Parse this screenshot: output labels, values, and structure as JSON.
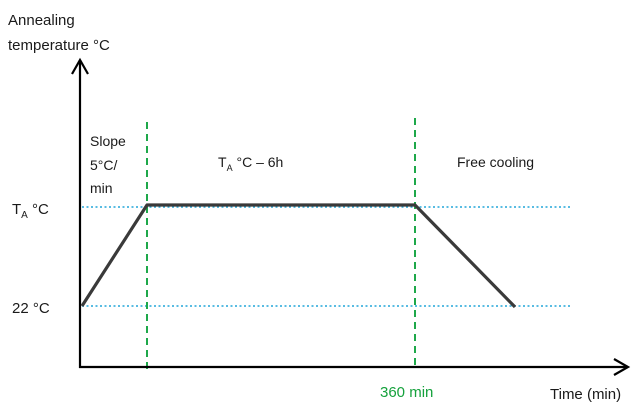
{
  "axes": {
    "y_label_line1": "Annealing",
    "y_label_line2": "temperature °C",
    "x_label": "Time (min)"
  },
  "levels": {
    "ta_main": "T",
    "ta_sub": "A",
    "ta_unit": " °C",
    "low": "22 °C"
  },
  "annotations": {
    "slope_line1": "Slope",
    "slope_line2": "5°C/",
    "slope_line3": "min",
    "hold_main": "T",
    "hold_sub": "A",
    "hold_rest": " °C – 6h",
    "cooling": "Free cooling",
    "time_marker": "360 min"
  },
  "colors": {
    "axis": "#000000",
    "profile": "#3a3a3a",
    "reference_dotted": "#22a6d9",
    "phase_dashed": "#1ea84a",
    "time_marker_text": "#15a13c"
  }
}
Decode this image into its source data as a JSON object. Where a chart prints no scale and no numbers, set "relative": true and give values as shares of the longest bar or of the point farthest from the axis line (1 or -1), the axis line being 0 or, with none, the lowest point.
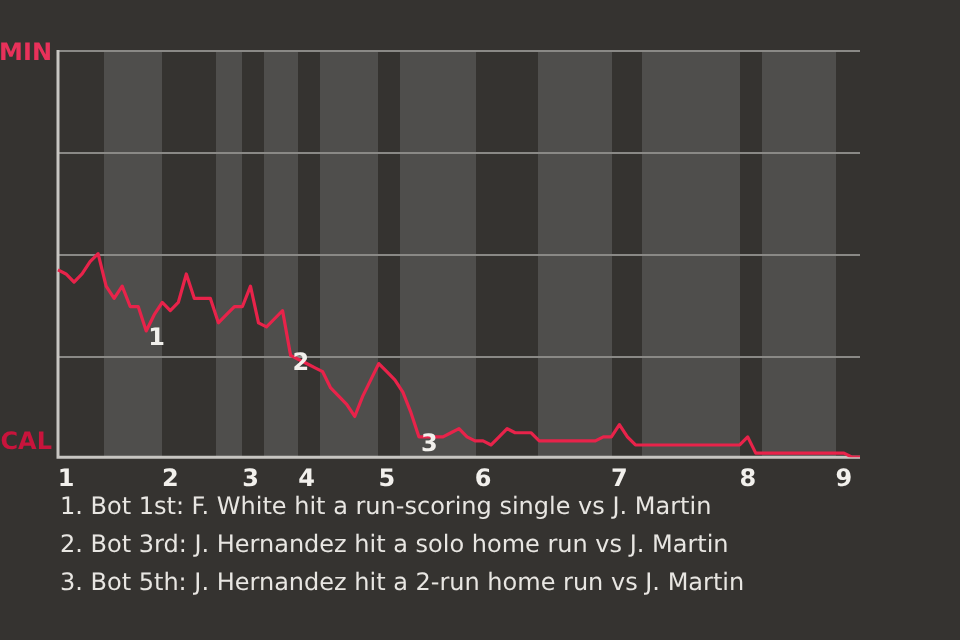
{
  "chart_data": {
    "type": "line",
    "relative": true,
    "categories": [
      null,
      "1",
      null,
      null,
      null,
      null,
      null,
      null,
      null,
      null,
      null,
      null,
      null,
      null,
      "2",
      null,
      null,
      null,
      null,
      null,
      null,
      null,
      null,
      null,
      "3",
      null,
      null,
      null,
      null,
      null,
      null,
      "4",
      null,
      null,
      null,
      null,
      null,
      null,
      null,
      null,
      null,
      "5",
      null,
      null,
      null,
      null,
      null,
      null,
      null,
      null,
      null,
      null,
      null,
      "6",
      null,
      null,
      null,
      null,
      null,
      null,
      null,
      null,
      null,
      null,
      null,
      null,
      null,
      null,
      null,
      null,
      "7",
      null,
      null,
      null,
      null,
      null,
      null,
      null,
      null,
      null,
      null,
      null,
      null,
      null,
      null,
      null,
      "8",
      null,
      null,
      null,
      null,
      null,
      null,
      null,
      null,
      null,
      null,
      null,
      "9",
      null,
      null
    ],
    "series": [
      {
        "color": "#e8234a",
        "values": [
          0.92,
          0.9,
          0.86,
          0.9,
          0.96,
          1,
          0.84,
          0.78,
          0.84,
          0.74,
          0.74,
          0.62,
          0.7,
          0.76,
          0.72,
          0.76,
          0.9,
          0.78,
          0.78,
          0.78,
          0.66,
          0.7,
          0.74,
          0.74,
          0.84,
          0.66,
          0.64,
          0.68,
          0.72,
          0.5,
          0.48,
          0.46,
          0.44,
          0.42,
          0.34,
          0.3,
          0.26,
          0.2,
          0.3,
          0.38,
          0.46,
          0.42,
          0.38,
          0.32,
          0.22,
          0.1,
          0.1,
          0.1,
          0.1,
          0.12,
          0.14,
          0.1,
          0.08,
          0.08,
          0.06,
          0.1,
          0.14,
          0.12,
          0.12,
          0.12,
          0.08,
          0.08,
          0.08,
          0.08,
          0.08,
          0.08,
          0.08,
          0.08,
          0.1,
          0.1,
          0.16,
          0.1,
          0.06,
          0.06,
          0.06,
          0.06,
          0.06,
          0.06,
          0.06,
          0.06,
          0.06,
          0.06,
          0.06,
          0.06,
          0.06,
          0.06,
          0.1,
          0.02,
          0.02,
          0.02,
          0.02,
          0.02,
          0.02,
          0.02,
          0.02,
          0.02,
          0.02,
          0.02,
          0.02,
          0,
          0
        ]
      }
    ],
    "annotations": [
      "MIN",
      "CAL",
      {
        "text": "1",
        "y": 0.62
      },
      {
        "text": "2",
        "y": 0.5
      },
      {
        "text": "3",
        "y": 0.1
      },
      "1. Bot 1st: F. White hit a run-scoring single vs J. Martin",
      "2. Bot 3rd: J. Hernandez hit a solo home run vs J. Martin",
      "3. Bot 5th: J. Hernandez hit a 2-run home run vs J. Martin"
    ]
  }
}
_ _ _ _ _ _ _
**AIM**
Lines of the material that contain the word "relative" are to be gathered.

**WORKED ANSWER**
Decode this image into its source data as a JSON object. Where a chart prints no scale and no numbers, set "relative": true and give values as shares of the longest bar or of the point farthest from the axis line (1 or -1), the axis line being 0 or, with none, the lowest point.
    "relative": true,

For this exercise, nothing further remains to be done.